━━ Entries shown
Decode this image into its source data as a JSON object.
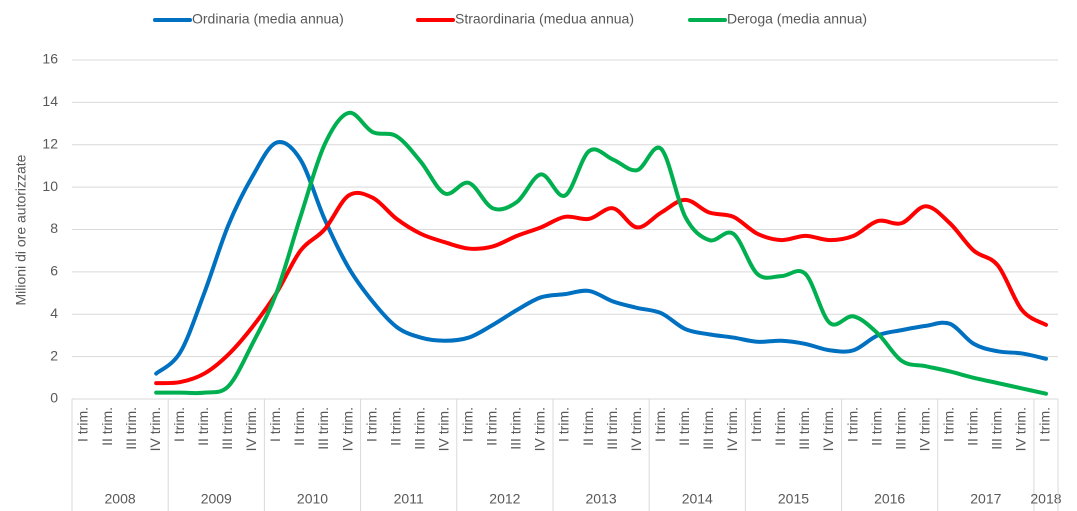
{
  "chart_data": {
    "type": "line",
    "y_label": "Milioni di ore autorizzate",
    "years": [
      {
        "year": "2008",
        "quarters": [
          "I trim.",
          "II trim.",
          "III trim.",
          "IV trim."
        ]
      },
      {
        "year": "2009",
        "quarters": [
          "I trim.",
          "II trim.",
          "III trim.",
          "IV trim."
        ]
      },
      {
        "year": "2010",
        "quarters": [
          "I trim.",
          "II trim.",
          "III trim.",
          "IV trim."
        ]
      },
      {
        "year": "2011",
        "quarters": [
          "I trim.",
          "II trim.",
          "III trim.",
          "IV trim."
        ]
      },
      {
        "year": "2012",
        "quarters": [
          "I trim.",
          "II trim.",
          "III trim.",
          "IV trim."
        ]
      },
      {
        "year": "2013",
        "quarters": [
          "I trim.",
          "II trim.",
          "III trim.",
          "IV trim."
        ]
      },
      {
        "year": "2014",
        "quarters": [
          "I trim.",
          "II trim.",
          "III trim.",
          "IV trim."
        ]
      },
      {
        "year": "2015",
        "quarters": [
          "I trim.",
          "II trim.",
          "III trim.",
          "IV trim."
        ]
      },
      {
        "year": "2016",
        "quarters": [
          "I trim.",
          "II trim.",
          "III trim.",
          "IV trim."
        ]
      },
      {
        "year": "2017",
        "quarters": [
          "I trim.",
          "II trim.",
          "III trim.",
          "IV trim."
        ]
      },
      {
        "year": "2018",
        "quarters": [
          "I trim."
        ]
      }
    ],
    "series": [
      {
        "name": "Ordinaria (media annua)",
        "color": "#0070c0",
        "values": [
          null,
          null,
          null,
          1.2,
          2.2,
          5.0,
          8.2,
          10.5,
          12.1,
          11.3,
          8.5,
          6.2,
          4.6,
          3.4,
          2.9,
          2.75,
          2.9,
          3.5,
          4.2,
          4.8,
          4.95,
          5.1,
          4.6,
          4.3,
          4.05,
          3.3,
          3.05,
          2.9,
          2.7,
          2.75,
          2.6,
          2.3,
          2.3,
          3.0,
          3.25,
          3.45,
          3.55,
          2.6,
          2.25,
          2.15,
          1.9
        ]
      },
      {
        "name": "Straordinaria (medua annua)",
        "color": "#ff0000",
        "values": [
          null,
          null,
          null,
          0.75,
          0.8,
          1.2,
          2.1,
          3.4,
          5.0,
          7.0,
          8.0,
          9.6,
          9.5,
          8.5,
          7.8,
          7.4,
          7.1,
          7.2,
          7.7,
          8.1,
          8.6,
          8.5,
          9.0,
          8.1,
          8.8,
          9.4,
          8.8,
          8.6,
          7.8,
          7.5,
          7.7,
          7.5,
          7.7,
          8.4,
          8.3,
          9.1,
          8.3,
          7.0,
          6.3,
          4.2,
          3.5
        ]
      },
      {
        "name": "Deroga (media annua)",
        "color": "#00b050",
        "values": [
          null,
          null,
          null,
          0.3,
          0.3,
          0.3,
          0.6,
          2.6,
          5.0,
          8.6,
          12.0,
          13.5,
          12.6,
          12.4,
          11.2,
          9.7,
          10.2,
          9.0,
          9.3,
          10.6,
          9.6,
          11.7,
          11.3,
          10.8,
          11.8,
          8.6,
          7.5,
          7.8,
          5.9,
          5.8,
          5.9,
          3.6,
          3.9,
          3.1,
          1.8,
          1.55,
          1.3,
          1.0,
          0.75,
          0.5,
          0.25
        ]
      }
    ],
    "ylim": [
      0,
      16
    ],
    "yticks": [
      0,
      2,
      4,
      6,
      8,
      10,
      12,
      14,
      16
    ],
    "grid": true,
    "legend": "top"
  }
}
━━━━
━━ Entries shown
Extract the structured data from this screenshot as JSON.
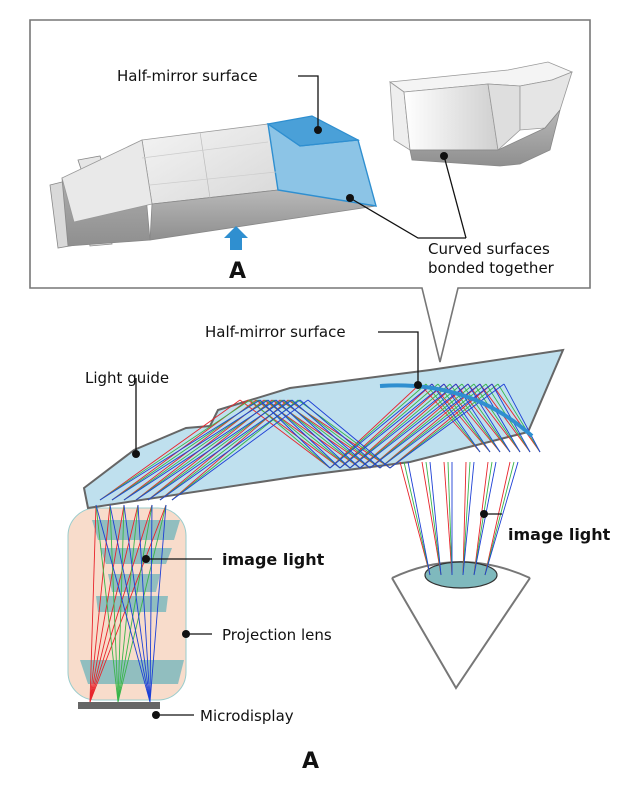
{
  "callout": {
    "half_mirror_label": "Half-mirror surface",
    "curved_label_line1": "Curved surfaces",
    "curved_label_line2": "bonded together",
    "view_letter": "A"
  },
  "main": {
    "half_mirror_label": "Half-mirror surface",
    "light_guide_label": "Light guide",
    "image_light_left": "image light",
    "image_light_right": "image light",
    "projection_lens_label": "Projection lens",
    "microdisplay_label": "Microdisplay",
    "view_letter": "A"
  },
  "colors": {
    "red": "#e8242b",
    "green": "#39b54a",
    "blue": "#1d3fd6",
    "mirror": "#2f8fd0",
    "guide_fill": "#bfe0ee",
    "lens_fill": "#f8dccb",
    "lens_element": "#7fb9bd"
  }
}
━━━━
# Problem details
Copy every line from the records above that contains the word "name".

# Task answer
        "name": "Ordinaria (media annua)",
        "name": "Straordinaria (medua annua)",
        "name": "Deroga (media annua)",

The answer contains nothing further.